DIRECTION:
Locate each line below that includes "pictures" and reproduce it.
━━━━━ EXTRACTED ENTRIES ━━━━━
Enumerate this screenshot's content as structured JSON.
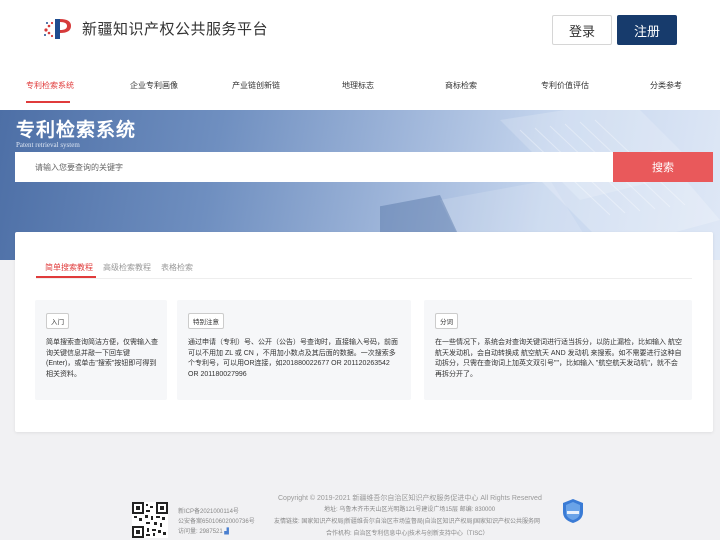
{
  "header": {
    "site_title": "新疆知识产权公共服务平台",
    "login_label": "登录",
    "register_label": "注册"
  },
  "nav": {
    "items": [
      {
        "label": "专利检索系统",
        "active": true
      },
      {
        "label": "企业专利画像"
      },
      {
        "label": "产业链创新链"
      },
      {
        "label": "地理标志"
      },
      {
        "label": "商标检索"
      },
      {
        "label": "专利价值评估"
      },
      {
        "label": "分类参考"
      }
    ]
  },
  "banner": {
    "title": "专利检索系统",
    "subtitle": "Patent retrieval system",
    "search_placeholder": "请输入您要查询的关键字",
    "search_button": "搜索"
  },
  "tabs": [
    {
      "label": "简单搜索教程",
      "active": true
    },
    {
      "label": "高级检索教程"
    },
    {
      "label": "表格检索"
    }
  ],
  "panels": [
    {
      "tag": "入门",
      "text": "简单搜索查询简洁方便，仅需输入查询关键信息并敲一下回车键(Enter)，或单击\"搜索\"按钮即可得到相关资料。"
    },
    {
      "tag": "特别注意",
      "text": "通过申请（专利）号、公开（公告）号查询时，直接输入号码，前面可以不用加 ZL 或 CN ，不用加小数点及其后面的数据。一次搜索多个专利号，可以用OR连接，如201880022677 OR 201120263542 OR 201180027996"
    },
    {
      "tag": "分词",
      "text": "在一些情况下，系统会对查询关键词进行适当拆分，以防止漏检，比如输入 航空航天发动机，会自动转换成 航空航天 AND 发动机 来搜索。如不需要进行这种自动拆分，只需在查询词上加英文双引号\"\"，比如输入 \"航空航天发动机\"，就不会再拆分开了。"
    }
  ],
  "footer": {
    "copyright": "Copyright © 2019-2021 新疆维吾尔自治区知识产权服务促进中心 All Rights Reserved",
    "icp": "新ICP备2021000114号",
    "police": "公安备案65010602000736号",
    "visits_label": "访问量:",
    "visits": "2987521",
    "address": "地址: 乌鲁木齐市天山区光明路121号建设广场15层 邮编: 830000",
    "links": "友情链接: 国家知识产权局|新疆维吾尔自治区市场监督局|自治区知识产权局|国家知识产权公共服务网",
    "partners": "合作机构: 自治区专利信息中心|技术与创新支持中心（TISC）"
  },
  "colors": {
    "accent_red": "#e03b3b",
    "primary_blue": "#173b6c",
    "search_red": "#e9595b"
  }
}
━━━━━
━━━━━ EXTRACTED ENTRIES ━━━━━
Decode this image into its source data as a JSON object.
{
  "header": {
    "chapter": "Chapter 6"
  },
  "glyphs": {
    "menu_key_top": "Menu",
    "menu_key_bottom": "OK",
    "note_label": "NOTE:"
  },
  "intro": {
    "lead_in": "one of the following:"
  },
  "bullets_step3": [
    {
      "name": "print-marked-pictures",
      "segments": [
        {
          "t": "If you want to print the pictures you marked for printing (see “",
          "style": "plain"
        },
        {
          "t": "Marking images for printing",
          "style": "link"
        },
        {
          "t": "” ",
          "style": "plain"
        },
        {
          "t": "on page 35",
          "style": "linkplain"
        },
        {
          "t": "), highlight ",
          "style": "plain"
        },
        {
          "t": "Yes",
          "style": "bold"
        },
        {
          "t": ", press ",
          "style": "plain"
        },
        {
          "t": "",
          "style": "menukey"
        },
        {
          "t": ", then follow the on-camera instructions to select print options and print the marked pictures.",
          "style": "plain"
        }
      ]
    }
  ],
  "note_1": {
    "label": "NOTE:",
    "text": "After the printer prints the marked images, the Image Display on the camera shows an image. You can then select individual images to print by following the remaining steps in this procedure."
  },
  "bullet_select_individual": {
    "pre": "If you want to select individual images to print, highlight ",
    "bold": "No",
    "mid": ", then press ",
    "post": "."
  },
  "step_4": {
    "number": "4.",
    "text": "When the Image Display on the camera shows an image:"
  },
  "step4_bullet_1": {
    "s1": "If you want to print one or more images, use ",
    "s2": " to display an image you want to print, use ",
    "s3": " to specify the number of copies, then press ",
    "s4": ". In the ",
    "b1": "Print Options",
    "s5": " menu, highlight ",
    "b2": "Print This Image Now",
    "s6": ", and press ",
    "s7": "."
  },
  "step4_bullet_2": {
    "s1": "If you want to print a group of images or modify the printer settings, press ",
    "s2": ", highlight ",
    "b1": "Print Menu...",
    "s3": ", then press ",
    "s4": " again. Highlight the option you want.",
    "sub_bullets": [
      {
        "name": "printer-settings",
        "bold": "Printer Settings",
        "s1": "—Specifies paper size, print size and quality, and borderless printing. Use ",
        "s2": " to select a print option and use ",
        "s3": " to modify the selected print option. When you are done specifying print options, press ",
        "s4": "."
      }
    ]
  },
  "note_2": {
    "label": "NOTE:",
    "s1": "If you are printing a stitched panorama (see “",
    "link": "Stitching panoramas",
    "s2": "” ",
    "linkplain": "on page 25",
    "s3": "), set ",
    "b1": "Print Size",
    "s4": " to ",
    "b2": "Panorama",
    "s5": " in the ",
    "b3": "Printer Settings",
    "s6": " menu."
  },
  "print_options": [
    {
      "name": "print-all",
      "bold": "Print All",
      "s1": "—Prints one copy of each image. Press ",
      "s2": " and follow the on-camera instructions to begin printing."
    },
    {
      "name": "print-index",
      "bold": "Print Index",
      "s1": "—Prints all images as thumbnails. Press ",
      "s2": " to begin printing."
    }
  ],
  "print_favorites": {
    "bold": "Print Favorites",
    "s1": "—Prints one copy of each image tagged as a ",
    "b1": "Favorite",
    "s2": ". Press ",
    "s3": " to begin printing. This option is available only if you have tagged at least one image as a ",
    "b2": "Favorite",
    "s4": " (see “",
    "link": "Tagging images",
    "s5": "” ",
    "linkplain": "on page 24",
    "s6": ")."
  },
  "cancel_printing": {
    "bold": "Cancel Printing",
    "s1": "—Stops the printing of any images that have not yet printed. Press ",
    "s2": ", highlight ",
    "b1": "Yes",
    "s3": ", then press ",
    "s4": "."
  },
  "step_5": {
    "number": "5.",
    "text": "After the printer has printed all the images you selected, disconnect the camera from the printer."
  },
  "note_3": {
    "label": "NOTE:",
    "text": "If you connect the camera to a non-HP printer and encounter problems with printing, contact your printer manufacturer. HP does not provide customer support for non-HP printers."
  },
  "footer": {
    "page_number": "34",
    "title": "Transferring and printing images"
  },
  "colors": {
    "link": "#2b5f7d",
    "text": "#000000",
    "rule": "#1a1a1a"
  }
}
━━━━━
IN RESPONSE:
      "name": "print-marked-pictures",
          "t": "If you want to print the pictures you marked for printing (see “",
          "t": ", then follow the on-camera instructions to select print options and print the marked pictures.",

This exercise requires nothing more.